Find the line containing "Serialize everything readable" in the material below; copy that line and all following lines exactly.

■ ■ ■

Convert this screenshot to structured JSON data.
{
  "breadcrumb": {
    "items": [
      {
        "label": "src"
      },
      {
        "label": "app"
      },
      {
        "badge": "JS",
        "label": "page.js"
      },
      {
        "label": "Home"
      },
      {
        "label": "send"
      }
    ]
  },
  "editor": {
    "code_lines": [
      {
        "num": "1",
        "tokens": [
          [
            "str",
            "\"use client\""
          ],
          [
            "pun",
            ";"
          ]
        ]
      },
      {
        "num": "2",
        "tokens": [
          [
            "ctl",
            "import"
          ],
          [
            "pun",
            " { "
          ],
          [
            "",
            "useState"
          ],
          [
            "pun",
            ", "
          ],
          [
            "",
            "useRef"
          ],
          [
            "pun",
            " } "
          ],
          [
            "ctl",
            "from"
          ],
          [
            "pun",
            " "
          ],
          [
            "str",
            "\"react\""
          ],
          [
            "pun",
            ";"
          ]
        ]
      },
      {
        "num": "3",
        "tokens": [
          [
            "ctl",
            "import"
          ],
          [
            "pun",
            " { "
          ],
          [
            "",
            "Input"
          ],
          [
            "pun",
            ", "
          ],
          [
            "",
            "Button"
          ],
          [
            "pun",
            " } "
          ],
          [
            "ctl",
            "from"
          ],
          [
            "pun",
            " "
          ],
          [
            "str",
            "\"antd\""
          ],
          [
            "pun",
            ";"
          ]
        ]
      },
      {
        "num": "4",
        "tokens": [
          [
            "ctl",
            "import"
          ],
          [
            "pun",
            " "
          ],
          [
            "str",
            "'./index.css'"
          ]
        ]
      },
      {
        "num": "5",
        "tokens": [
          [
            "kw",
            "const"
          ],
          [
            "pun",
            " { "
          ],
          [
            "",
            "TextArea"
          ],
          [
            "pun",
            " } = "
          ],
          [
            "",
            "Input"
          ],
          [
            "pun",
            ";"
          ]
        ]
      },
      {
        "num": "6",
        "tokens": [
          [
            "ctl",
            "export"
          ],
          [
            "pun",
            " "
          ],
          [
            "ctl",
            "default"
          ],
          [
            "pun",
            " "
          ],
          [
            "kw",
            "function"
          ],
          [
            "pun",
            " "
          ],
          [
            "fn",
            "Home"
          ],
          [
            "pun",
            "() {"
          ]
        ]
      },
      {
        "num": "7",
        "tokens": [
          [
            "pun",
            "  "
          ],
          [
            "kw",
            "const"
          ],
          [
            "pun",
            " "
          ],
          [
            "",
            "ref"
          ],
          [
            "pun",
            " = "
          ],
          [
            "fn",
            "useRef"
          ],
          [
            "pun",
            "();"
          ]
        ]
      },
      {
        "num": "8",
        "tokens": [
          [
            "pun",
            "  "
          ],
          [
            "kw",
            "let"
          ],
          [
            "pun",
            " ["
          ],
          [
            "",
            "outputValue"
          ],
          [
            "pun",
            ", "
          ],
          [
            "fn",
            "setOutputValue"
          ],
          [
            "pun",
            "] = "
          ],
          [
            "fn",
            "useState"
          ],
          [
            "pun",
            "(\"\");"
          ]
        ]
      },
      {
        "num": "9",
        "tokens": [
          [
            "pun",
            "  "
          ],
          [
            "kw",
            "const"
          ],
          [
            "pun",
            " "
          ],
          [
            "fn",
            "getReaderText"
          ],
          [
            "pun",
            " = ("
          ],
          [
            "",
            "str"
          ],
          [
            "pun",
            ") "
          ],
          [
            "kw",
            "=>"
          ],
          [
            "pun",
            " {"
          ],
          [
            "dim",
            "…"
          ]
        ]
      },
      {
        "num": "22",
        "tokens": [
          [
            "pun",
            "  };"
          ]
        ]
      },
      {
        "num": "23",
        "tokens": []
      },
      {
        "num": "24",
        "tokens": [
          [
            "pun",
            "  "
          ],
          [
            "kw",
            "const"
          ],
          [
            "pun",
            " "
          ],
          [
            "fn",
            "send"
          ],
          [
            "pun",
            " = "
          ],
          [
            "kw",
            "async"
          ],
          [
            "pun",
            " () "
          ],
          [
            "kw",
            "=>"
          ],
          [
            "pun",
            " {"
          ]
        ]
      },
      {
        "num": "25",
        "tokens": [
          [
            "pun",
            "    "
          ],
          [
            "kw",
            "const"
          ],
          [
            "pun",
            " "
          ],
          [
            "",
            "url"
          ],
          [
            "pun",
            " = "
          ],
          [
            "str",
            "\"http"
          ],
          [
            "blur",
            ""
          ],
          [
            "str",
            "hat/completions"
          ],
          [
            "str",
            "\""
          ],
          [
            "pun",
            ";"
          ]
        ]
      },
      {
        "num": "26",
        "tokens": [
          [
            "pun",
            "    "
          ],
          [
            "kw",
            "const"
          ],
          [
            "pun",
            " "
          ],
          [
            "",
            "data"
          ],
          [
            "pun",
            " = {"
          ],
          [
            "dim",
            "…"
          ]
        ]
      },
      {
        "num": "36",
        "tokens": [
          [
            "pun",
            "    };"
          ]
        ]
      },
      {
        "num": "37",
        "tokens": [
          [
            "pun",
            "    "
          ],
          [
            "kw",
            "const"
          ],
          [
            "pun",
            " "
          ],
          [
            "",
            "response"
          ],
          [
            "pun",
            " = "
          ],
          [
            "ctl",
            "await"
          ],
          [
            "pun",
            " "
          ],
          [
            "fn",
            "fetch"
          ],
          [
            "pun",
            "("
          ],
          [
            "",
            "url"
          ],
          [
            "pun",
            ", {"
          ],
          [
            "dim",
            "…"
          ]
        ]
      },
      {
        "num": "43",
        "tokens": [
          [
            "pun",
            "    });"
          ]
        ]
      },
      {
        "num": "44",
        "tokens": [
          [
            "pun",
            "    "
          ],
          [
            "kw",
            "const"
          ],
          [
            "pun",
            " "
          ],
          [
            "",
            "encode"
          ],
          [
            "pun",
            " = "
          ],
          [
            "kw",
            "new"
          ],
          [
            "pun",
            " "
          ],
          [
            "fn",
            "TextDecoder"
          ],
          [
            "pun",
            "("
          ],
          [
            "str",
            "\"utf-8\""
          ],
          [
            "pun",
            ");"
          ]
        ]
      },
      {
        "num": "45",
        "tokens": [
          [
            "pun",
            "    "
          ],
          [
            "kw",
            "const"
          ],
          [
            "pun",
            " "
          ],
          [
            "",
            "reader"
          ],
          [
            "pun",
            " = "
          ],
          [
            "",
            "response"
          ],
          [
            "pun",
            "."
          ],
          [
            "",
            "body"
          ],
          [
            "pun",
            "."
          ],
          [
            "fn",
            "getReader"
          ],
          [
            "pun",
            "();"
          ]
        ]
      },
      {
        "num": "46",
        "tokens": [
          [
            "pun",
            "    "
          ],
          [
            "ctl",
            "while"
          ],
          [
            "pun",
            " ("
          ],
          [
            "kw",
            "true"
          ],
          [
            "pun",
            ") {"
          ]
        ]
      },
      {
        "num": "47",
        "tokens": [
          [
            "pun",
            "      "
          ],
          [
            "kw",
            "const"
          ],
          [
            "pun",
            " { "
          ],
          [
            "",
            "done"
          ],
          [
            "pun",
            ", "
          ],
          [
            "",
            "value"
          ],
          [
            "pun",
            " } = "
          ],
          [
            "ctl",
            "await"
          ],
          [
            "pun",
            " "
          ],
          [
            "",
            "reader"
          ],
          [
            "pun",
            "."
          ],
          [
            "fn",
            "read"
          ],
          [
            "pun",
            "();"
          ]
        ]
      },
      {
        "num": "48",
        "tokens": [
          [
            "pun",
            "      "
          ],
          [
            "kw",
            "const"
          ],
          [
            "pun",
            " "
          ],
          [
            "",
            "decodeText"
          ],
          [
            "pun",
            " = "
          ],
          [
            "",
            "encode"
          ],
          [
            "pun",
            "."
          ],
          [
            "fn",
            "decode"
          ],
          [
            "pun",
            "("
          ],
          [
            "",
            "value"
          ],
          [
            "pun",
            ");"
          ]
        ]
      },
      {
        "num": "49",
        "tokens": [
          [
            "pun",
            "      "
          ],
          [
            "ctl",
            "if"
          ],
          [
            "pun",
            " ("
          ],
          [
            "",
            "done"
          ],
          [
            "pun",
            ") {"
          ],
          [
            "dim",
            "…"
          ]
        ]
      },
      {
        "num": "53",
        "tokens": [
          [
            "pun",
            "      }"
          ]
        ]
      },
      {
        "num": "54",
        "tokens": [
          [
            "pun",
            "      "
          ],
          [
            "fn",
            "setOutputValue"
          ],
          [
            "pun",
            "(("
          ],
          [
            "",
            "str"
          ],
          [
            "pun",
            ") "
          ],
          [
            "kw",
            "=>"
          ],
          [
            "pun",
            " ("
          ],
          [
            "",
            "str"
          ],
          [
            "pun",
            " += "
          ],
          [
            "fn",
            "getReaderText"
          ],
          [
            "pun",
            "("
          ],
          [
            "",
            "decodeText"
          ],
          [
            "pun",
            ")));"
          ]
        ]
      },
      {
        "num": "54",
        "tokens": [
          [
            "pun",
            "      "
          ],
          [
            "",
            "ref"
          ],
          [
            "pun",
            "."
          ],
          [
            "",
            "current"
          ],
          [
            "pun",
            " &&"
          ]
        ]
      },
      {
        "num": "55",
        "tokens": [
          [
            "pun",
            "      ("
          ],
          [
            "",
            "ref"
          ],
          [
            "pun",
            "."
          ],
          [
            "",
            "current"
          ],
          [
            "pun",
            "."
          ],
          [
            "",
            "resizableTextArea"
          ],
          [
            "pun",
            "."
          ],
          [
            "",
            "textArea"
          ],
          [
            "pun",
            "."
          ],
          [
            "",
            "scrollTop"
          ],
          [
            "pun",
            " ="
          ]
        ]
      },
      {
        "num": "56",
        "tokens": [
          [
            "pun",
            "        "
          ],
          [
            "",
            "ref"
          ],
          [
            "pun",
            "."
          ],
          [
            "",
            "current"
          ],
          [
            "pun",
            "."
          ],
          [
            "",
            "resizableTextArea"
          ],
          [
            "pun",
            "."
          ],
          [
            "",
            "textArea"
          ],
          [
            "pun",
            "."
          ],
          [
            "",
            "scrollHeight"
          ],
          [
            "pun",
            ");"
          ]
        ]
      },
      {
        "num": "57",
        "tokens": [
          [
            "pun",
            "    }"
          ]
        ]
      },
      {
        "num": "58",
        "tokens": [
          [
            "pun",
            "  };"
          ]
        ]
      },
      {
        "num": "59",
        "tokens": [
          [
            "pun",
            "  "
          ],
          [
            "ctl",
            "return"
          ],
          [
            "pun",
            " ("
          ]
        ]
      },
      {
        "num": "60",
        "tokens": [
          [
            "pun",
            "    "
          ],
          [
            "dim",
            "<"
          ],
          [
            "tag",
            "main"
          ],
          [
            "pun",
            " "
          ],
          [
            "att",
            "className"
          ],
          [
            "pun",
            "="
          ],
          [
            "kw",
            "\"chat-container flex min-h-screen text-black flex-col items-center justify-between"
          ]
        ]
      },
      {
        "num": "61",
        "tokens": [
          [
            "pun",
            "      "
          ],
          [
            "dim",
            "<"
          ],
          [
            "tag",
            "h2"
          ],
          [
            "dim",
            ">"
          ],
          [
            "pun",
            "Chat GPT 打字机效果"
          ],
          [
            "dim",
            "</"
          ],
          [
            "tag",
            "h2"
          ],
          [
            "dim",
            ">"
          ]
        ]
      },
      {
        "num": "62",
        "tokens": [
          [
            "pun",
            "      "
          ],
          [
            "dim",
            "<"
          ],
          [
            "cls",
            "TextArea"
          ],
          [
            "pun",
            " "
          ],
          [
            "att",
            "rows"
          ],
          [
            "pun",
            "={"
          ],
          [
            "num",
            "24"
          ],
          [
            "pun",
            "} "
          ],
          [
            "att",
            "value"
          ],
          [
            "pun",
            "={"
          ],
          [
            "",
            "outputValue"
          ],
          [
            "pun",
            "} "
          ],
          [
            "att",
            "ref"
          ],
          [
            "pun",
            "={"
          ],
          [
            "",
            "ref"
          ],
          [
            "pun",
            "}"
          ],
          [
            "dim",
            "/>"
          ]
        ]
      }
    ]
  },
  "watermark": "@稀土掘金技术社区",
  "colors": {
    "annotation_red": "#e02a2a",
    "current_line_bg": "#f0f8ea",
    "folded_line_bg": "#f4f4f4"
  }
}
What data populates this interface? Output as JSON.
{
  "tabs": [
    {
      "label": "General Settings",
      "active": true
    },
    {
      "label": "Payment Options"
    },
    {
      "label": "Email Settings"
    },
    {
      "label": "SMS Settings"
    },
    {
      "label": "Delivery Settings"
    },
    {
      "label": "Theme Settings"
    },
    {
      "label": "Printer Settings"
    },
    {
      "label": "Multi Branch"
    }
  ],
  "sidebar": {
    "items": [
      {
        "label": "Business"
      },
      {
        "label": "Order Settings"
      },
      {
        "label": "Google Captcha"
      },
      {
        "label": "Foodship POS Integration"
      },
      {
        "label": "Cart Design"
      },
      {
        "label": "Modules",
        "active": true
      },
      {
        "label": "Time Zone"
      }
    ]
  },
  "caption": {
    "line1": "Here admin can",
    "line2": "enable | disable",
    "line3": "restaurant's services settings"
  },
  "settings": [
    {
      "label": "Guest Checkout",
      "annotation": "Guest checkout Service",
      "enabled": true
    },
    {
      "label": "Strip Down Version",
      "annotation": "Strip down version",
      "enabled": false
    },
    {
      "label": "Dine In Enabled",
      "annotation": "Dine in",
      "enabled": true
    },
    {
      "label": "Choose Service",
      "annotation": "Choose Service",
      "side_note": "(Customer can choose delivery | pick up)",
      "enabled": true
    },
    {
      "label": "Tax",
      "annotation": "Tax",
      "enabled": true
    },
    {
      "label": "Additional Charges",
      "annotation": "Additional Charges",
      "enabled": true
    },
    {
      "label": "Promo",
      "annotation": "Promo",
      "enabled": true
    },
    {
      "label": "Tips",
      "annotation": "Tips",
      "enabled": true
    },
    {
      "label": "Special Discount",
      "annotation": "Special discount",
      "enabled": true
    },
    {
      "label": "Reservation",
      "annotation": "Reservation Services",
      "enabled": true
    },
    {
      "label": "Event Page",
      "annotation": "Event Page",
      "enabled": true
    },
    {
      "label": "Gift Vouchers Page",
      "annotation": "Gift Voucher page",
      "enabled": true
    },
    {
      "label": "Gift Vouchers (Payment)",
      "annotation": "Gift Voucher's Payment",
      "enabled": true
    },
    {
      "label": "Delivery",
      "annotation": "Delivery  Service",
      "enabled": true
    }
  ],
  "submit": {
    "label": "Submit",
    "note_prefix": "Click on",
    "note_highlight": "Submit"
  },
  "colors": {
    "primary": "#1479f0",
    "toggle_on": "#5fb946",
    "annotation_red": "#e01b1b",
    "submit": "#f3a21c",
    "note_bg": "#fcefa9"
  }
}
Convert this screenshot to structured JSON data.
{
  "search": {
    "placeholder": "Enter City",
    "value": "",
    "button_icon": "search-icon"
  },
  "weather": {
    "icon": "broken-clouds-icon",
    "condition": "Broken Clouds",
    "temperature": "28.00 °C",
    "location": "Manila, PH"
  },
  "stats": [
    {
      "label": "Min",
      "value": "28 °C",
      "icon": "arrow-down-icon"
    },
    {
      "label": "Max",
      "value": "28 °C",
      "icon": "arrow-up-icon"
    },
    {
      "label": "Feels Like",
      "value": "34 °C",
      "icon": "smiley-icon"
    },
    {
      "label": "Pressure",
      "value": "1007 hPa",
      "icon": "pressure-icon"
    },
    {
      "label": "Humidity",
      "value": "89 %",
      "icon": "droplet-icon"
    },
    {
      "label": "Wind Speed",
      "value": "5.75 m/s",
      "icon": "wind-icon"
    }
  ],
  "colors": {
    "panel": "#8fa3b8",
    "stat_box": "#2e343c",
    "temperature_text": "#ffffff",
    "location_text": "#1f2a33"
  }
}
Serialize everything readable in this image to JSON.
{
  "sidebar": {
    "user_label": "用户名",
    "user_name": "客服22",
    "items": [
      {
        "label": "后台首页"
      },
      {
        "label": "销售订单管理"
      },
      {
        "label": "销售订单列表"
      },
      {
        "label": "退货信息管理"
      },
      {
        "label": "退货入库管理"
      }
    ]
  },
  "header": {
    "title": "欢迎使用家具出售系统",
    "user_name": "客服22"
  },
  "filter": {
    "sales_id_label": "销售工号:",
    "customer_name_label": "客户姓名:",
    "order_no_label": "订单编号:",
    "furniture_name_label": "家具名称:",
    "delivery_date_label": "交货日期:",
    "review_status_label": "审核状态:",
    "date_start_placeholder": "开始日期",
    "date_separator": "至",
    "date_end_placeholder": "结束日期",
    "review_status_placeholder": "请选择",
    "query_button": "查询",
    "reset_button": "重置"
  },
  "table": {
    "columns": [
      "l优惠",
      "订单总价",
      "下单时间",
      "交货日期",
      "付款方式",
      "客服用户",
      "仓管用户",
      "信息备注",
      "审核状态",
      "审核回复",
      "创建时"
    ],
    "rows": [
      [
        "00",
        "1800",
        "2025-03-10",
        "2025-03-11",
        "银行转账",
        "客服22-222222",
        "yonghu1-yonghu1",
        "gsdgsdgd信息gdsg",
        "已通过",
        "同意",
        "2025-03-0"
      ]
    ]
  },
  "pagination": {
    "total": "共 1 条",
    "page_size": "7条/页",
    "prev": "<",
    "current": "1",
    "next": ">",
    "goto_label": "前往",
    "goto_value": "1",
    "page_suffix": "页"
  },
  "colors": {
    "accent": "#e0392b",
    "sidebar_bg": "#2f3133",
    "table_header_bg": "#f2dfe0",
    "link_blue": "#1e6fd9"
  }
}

■ ■ ■

Task result:
Serialize everything readable in this image to JSON.
{
  "sidebar": {
    "user_label": "用户名",
    "user_name": "客服22",
    "items": [
      {
        "label": "后台首页"
      },
      {
        "label": "销售订单管理"
      },
      {
        "label": "销售订单列表"
      },
      {
        "label": "退货信息管理"
      },
      {
        "label": "退货入库管理"
      }
    ]
  },
  "header": {
    "title": "欢迎使用家具出售系统",
    "user_name": "客服22"
  },
  "filter": {
    "sales_id_label": "销售工号:",
    "customer_name_label": "客户姓名:",
    "order_no_label": "订单编号:",
    "furniture_name_label": "家具名称:",
    "delivery_date_label": "交货日期:",
    "review_status_label": "审核状态:",
    "date_start_placeholder": "开始日期",
    "date_separator": "至",
    "date_end_placeholder": "结束日期",
    "review_status_placeholder": "请选择",
    "query_button": "查询",
    "reset_button": "重置"
  },
  "table": {
    "columns": [
      "l优惠",
      "订单总价",
      "下单时间",
      "交货日期",
      "付款方式",
      "客服用户",
      "仓管用户",
      "信息备注",
      "审核状态",
      "审核回复",
      "创建时"
    ],
    "rows": [
      [
        "00",
        "1800",
        "2025-03-10",
        "2025-03-11",
        "银行转账",
        "客服22-222222",
        "yonghu1-yonghu1",
        "gsdgsdgd信息gdsg",
        "已通过",
        "同意",
        "2025-03-0"
      ]
    ]
  },
  "pagination": {
    "total": "共 1 条",
    "page_size": "7条/页",
    "prev": "<",
    "current": "1",
    "next": ">",
    "goto_label": "前往",
    "goto_value": "1",
    "page_suffix": "页"
  },
  "colors": {
    "accent": "#e0392b",
    "sidebar_bg": "#2f3133",
    "table_header_bg": "#f2dfe0",
    "link_blue": "#1e6fd9"
  }
}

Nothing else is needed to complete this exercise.